(Dataset records)
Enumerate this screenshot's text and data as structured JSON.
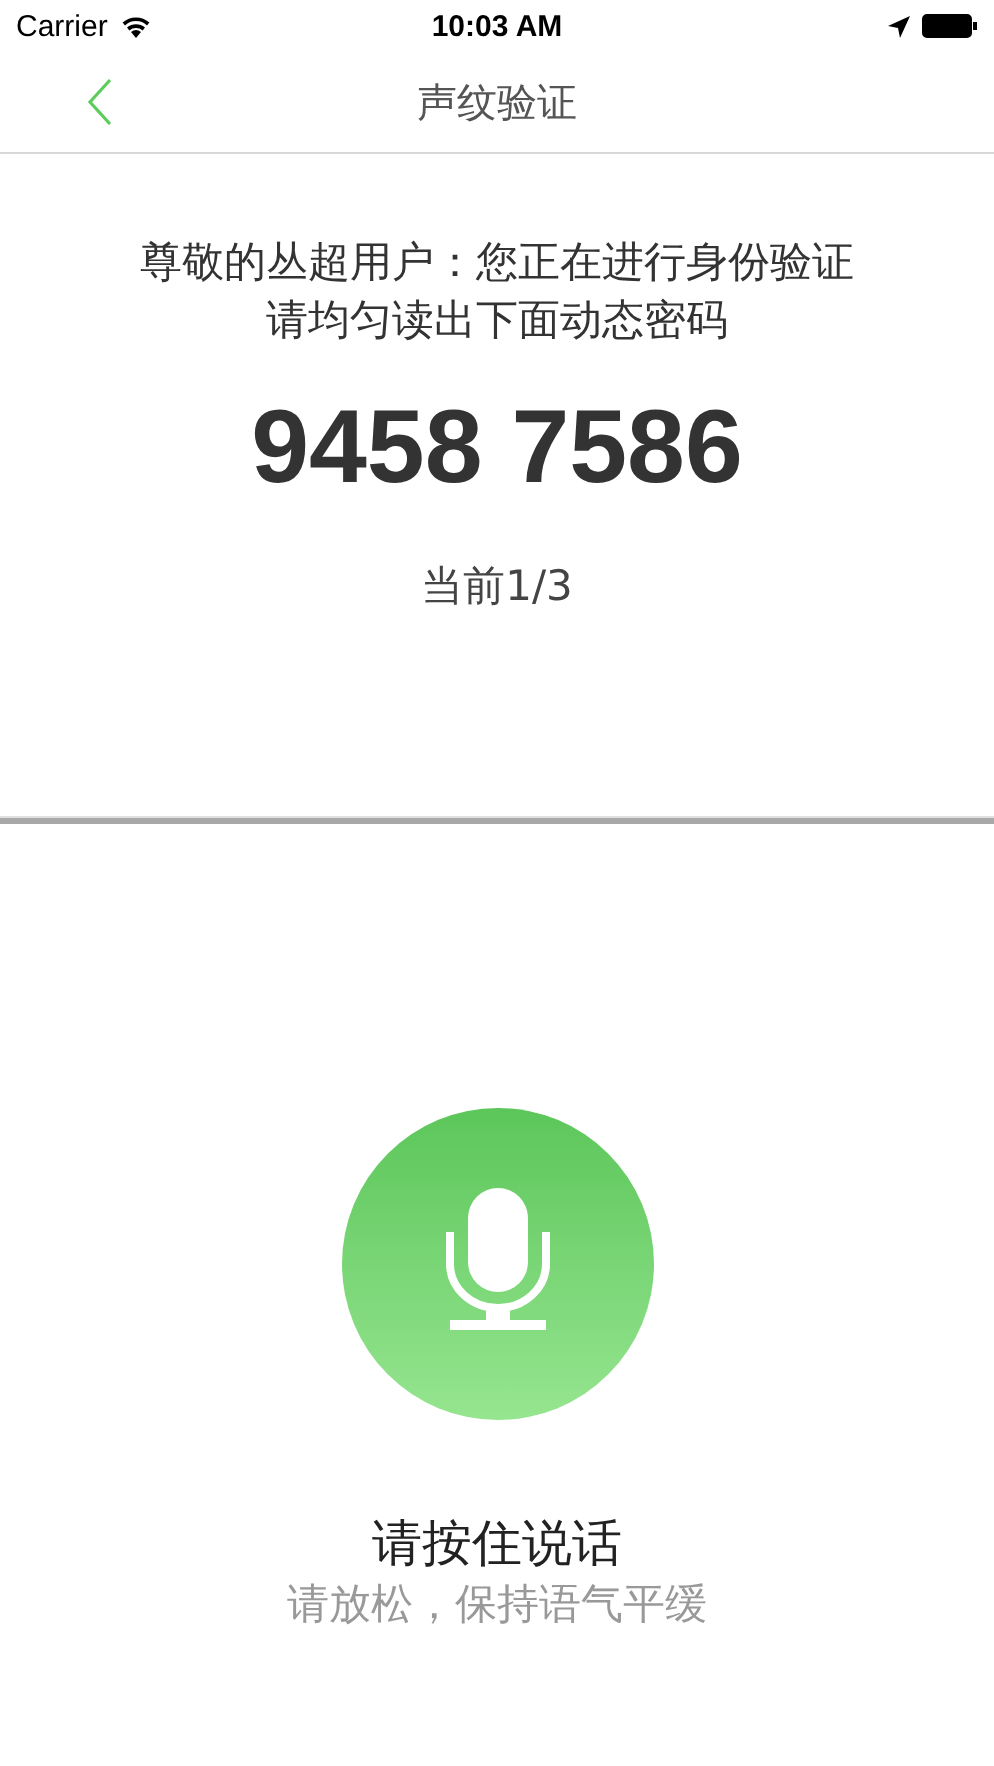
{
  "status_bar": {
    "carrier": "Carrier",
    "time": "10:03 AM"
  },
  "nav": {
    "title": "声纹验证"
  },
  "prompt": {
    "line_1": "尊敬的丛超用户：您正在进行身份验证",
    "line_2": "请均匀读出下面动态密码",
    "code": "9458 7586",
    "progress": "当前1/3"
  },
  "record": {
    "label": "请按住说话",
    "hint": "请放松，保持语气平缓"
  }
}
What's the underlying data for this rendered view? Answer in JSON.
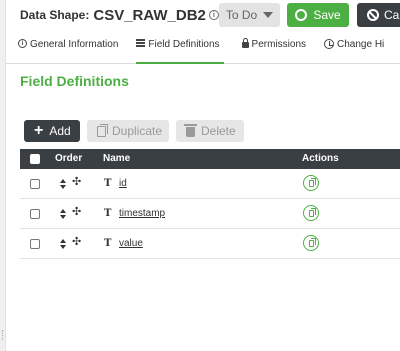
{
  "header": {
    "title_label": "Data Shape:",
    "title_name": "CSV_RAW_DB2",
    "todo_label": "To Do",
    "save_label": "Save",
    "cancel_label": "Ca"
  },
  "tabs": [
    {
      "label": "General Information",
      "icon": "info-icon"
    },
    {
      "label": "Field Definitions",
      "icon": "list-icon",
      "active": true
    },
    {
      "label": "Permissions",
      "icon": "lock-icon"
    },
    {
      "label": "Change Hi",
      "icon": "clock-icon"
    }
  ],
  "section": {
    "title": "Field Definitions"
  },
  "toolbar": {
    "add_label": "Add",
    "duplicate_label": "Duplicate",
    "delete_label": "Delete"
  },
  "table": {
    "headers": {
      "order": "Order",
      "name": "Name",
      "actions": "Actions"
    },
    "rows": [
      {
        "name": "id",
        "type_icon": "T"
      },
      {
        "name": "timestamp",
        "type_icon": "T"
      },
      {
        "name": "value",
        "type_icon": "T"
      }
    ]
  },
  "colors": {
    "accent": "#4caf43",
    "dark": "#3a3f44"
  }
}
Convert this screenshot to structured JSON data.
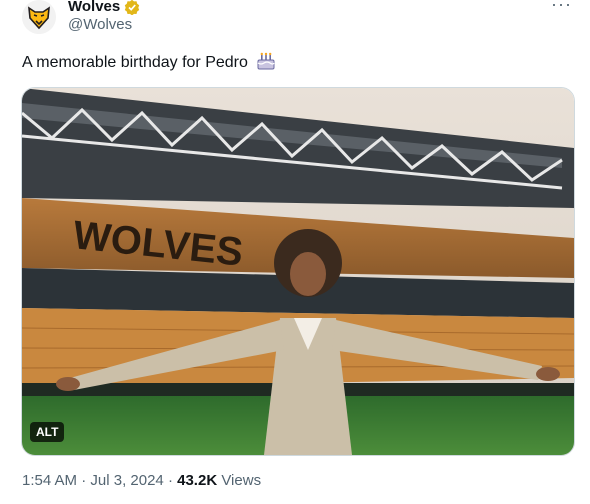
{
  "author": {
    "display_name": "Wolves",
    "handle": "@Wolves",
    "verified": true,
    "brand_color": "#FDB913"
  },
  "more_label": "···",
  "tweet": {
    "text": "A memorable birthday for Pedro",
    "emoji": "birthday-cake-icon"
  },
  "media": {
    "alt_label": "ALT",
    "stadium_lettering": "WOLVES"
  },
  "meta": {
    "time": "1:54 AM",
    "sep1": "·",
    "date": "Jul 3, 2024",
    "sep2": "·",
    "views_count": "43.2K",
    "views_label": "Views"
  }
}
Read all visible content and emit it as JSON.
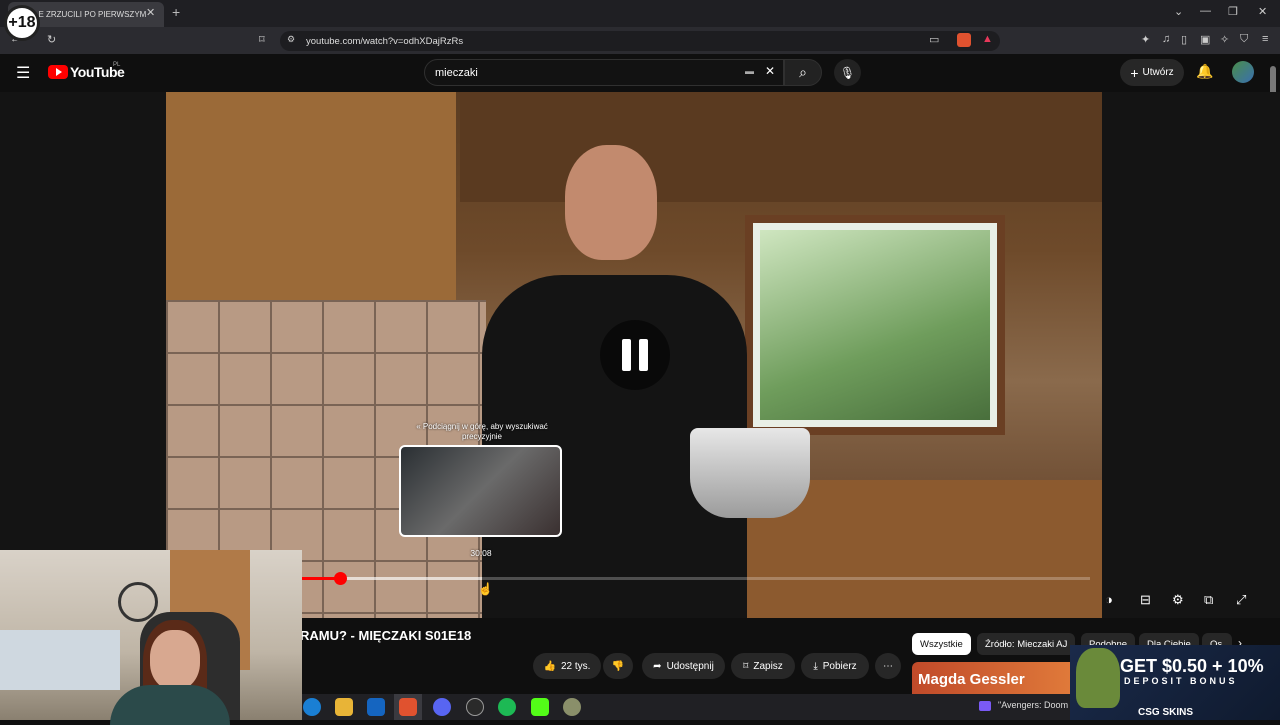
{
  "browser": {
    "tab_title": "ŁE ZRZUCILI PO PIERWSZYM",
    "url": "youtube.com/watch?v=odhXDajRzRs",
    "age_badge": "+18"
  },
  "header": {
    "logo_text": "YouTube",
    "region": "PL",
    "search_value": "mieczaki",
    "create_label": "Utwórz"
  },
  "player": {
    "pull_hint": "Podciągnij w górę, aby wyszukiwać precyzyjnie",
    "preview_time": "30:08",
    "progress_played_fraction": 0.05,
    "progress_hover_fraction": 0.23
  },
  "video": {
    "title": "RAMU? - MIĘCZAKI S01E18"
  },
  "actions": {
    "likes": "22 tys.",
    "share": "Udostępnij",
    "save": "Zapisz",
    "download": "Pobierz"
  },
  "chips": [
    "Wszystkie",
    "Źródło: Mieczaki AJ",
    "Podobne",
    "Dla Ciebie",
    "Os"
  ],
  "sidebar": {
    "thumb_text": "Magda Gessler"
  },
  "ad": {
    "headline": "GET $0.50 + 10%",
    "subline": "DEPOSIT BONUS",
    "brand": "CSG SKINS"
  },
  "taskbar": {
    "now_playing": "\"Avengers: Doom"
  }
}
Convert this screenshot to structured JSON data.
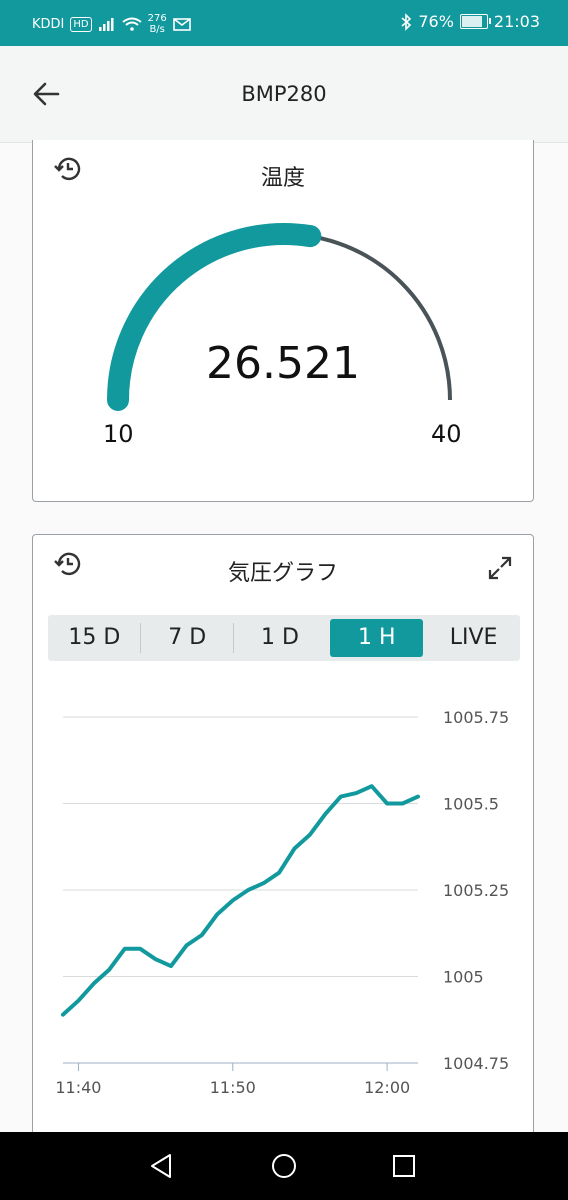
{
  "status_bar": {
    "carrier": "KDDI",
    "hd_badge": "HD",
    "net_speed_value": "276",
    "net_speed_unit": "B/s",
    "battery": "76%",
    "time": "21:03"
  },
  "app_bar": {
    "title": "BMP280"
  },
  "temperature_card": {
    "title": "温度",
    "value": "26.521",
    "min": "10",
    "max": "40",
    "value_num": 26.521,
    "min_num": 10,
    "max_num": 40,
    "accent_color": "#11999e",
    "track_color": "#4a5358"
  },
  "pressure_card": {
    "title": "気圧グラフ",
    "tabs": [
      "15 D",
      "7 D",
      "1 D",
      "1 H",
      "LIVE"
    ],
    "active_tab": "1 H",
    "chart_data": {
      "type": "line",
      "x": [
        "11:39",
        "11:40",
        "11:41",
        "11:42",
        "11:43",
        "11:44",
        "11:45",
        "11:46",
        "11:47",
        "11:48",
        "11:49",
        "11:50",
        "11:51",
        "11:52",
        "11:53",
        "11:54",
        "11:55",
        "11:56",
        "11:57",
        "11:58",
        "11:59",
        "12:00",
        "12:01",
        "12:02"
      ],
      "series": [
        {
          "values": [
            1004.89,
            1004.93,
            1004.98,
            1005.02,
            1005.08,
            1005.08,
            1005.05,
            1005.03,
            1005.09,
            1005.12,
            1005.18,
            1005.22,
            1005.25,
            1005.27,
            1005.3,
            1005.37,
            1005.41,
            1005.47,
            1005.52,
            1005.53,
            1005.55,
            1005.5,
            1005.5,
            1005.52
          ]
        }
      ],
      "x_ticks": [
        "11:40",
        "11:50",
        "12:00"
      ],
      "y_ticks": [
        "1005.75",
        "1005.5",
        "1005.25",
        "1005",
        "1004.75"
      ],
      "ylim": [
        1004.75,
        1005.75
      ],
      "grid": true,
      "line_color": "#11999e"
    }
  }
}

**Problem to solve:** Repeat the entries exactly. Pictures are excluded from the copy.

**Answer to the problem:**
Enumerate this screenshot's text and data as structured JSON.
{
  "status_bar": {
    "carrier": "Carrier",
    "time": "10:03 AM"
  },
  "nav": {
    "title": "声纹验证"
  },
  "prompt": {
    "line_1": "尊敬的丛超用户：您正在进行身份验证",
    "line_2": "请均匀读出下面动态密码",
    "code": "9458 7586",
    "progress": "当前1/3"
  },
  "record": {
    "label": "请按住说话",
    "hint": "请放松，保持语气平缓"
  }
}
What's the underlying data for this rendered view? Answer in JSON.
{
  "header": {
    "title_label": "Data Shape:",
    "title_name": "CSV_RAW_DB2",
    "todo_label": "To Do",
    "save_label": "Save",
    "cancel_label": "Ca"
  },
  "tabs": [
    {
      "label": "General Information",
      "icon": "info-icon"
    },
    {
      "label": "Field Definitions",
      "icon": "list-icon",
      "active": true
    },
    {
      "label": "Permissions",
      "icon": "lock-icon"
    },
    {
      "label": "Change Hi",
      "icon": "clock-icon"
    }
  ],
  "section": {
    "title": "Field Definitions"
  },
  "toolbar": {
    "add_label": "Add",
    "duplicate_label": "Duplicate",
    "delete_label": "Delete"
  },
  "table": {
    "headers": {
      "order": "Order",
      "name": "Name",
      "actions": "Actions"
    },
    "rows": [
      {
        "name": "id",
        "type_icon": "T"
      },
      {
        "name": "timestamp",
        "type_icon": "T"
      },
      {
        "name": "value",
        "type_icon": "T"
      }
    ]
  },
  "colors": {
    "accent": "#4caf43",
    "dark": "#3a3f44"
  }
}
Convert this screenshot to structured JSON data.
{
  "author": {
    "display_name": "Wolves",
    "handle": "@Wolves",
    "verified": true,
    "brand_color": "#FDB913"
  },
  "more_label": "···",
  "tweet": {
    "text": "A memorable birthday for Pedro",
    "emoji": "birthday-cake-icon"
  },
  "media": {
    "alt_label": "ALT",
    "stadium_lettering": "WOLVES"
  },
  "meta": {
    "time": "1:54 AM",
    "sep1": "·",
    "date": "Jul 3, 2024",
    "sep2": "·",
    "views_count": "43.2K",
    "views_label": "Views"
  }
}
Read all visible content and emit it as JSON.
{
  "browser": {
    "tab_title": "ŁE ZRZUCILI PO PIERWSZYM",
    "url": "youtube.com/watch?v=odhXDajRzRs",
    "age_badge": "+18"
  },
  "header": {
    "logo_text": "YouTube",
    "region": "PL",
    "search_value": "mieczaki",
    "create_label": "Utwórz"
  },
  "player": {
    "pull_hint": "Podciągnij w górę, aby wyszukiwać precyzyjnie",
    "preview_time": "30:08",
    "progress_played_fraction": 0.05,
    "progress_hover_fraction": 0.23
  },
  "video": {
    "title": "RAMU? - MIĘCZAKI S01E18"
  },
  "actions": {
    "likes": "22 tys.",
    "share": "Udostępnij",
    "save": "Zapisz",
    "download": "Pobierz"
  },
  "chips": [
    "Wszystkie",
    "Źródło: Mieczaki AJ",
    "Podobne",
    "Dla Ciebie",
    "Os"
  ],
  "sidebar": {
    "thumb_text": "Magda Gessler"
  },
  "ad": {
    "headline": "GET $0.50 + 10%",
    "subline": "DEPOSIT BONUS",
    "brand": "CSG SKINS"
  },
  "taskbar": {
    "now_playing": "\"Avengers: Doom"
  }
}
Convert this screenshot to structured JSON data.
{
  "status_bar": {
    "carrier": "KDDI",
    "hd_badge": "HD",
    "net_speed_value": "276",
    "net_speed_unit": "B/s",
    "battery": "76%",
    "time": "21:03"
  },
  "app_bar": {
    "title": "BMP280"
  },
  "temperature_card": {
    "title": "温度",
    "value": "26.521",
    "min": "10",
    "max": "40",
    "value_num": 26.521,
    "min_num": 10,
    "max_num": 40,
    "accent_color": "#11999e",
    "track_color": "#4a5358"
  },
  "pressure_card": {
    "title": "気圧グラフ",
    "tabs": [
      "15 D",
      "7 D",
      "1 D",
      "1 H",
      "LIVE"
    ],
    "active_tab": "1 H",
    "chart_data": {
      "type": "line",
      "x": [
        "11:39",
        "11:40",
        "11:41",
        "11:42",
        "11:43",
        "11:44",
        "11:45",
        "11:46",
        "11:47",
        "11:48",
        "11:49",
        "11:50",
        "11:51",
        "11:52",
        "11:53",
        "11:54",
        "11:55",
        "11:56",
        "11:57",
        "11:58",
        "11:59",
        "12:00",
        "12:01",
        "12:02"
      ],
      "series": [
        {
          "values": [
            1004.89,
            1004.93,
            1004.98,
            1005.02,
            1005.08,
            1005.08,
            1005.05,
            1005.03,
            1005.09,
            1005.12,
            1005.18,
            1005.22,
            1005.25,
            1005.27,
            1005.3,
            1005.37,
            1005.41,
            1005.47,
            1005.52,
            1005.53,
            1005.55,
            1005.5,
            1005.5,
            1005.52
          ]
        }
      ],
      "x_ticks": [
        "11:40",
        "11:50",
        "12:00"
      ],
      "y_ticks": [
        "1005.75",
        "1005.5",
        "1005.25",
        "1005",
        "1004.75"
      ],
      "ylim": [
        1004.75,
        1005.75
      ],
      "grid": true,
      "line_color": "#11999e"
    }
  }
}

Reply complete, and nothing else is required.